Please rewrite every line of the entries below as a numbered list, leaving out any blank lines.

Data for this exercise
========================================================================

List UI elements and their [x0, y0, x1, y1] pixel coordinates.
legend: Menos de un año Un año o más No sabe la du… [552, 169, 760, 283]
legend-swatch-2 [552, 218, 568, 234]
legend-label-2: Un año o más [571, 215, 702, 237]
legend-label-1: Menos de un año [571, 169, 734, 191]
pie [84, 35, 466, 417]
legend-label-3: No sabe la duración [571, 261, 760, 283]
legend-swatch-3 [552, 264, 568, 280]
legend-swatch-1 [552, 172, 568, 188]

========================================================================

Response
1. List UI elements and their [x0, y0, x1, y1] pixel coordinates.
2. legend: Menos de un año Un año o más No sabe la du… [552, 169, 760, 283]
3. legend-swatch-2 [552, 218, 568, 234]
4. legend-label-2: Un año o más [571, 215, 702, 237]
5. legend-label-1: Menos de un año [571, 169, 734, 191]
6. pie [84, 35, 466, 417]
7. legend-label-3: No sabe la duración [571, 261, 760, 283]
8. legend-swatch-3 [552, 264, 568, 280]
9. legend-swatch-1 [552, 172, 568, 188]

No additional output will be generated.